**Text passage**
_____

It serves as the headquarters of the Montgomery County Historical Society, which maintains the house as an early 19th-century historic house museum. The house also includes indoor slave quarters and two rooms with changing exhibits of local history.

The Beall–Dawson House was listed on the National Register of Historic Places in 1973.

The property also includes the Stonestreet Museum of 19th Century Medicine, a one-room doctor's office with medical and pharmaceutical tools, furniture, and books from the 19th and early 20th centuries.

==History==
The Beall–Dawson House was built circa 1815 for Upton Beall and his wife and daughters. Beall, from a prominent Georgetown family, was Clerk of the Court for the county, as well as a director of the Washington Turnpike Company, a board member of the Rockville Academy, and a warden and vestryman of the local Episcopal Church. His home reflects his wealth and status. In 1815, Rockville was a small rural community, despite being the county seat and an important cross-roads town. Beall's large brick Federal-style home, built overlooking Commerce Lane (now West Montgomery Avenue), was designed to impress both inside and out. By the 1820s, Upton Beall owned twenty-five enslaved persons, some of whom lived in the house and others who lived in quarters elsewhere on the property.

_____

**Listed entries**
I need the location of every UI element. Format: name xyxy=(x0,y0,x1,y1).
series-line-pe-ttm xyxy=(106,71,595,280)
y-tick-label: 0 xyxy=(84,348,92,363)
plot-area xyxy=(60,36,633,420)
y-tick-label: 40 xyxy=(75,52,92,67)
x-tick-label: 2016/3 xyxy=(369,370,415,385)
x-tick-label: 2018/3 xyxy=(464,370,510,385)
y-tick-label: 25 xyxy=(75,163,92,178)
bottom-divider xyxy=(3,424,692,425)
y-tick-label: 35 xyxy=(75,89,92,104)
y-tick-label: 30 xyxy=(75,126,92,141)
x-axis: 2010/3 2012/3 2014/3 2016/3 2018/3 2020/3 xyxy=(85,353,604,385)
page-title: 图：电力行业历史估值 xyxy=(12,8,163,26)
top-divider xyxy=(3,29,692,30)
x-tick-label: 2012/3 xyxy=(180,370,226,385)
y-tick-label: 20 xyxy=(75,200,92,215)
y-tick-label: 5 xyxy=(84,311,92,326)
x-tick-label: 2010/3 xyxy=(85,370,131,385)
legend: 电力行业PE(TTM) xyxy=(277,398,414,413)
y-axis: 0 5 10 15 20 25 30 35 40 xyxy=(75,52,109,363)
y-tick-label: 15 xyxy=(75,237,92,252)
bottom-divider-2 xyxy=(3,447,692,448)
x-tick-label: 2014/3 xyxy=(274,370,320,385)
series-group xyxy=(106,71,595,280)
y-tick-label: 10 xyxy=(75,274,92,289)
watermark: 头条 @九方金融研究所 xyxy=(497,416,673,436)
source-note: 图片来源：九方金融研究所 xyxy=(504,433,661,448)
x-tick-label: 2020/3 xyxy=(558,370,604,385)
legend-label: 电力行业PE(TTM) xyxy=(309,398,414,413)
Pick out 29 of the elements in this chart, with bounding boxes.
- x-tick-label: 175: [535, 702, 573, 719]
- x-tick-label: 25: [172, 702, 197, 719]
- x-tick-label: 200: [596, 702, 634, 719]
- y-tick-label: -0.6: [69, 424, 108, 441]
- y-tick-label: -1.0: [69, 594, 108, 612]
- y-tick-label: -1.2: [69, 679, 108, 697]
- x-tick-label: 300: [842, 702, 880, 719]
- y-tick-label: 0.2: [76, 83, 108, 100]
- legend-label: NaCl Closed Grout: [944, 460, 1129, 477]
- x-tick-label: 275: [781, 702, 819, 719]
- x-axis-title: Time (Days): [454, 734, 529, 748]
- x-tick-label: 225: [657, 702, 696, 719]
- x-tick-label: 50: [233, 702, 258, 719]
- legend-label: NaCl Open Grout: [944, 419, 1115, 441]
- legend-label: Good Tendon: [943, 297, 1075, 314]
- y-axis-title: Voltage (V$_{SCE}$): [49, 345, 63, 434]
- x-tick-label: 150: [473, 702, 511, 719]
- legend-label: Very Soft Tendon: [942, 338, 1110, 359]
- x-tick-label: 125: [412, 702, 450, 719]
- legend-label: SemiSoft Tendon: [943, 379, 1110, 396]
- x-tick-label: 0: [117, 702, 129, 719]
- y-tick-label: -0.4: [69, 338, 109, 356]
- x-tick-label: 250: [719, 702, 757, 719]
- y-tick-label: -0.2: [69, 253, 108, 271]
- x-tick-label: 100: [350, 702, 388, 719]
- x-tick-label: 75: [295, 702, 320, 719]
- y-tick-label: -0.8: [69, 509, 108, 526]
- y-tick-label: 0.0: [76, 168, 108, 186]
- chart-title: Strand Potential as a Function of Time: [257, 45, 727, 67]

_____

**Task set**
1. Answer these questions from the Beall–Dawson House passage:
(a) In what year was the house listed on the National Register of Historic Places?
(b) What museum on the property occupies a one-room doctor's office?
(c) By the 1820s, how many enslaved persons did Upton Beall own?
2. Carry the Beall–Dawson House passage forward from its final sentence.

**Answers below**
1.
(a) 1973
(b) The Stonestreet Museum of 19th Century Medicine
(c) Twenty-five

2.
After Beall died in 1827, ownership of the house moved to his wife, Jane, and his three surviving daughters, Mathilda, Jane Elizabeth, and Margaret. Jane Beall supplemented her income through the sale of her wine and butter. She never remarried, and her three daughters never married. The daughters lived in the house their entire lives. After Mathilda and Jane Elizabeth died, Margaret Beall invited a cousin, Amelia Somervell, to live in the house with her.

Amelia Somervell married John L. Dawson, a local farmer and landowner, and lived at the house until she died in 1898, leaving her husband John and nine children (eight of whom survived to adulthood).

When Margaret Beall died in 1901, she left the house to three of Amelia and John Dawson's daughters—Margaret Somerville Dawson, Mary Kiger Dawson, and Priscilla Beall Dawson—continuing the tradition of three sisters being owners of the house. John L. Dawson served on the Rockville City Council in 1906.

As money grew tight, the Dawsons turned to the house to provide an income, starting a restaurant that ran out of the front yard, teaching dancing lessons to neighborhood children, and taking on boarders. Despite the Dawsons' best efforts, however, the house began to suffer from neglect.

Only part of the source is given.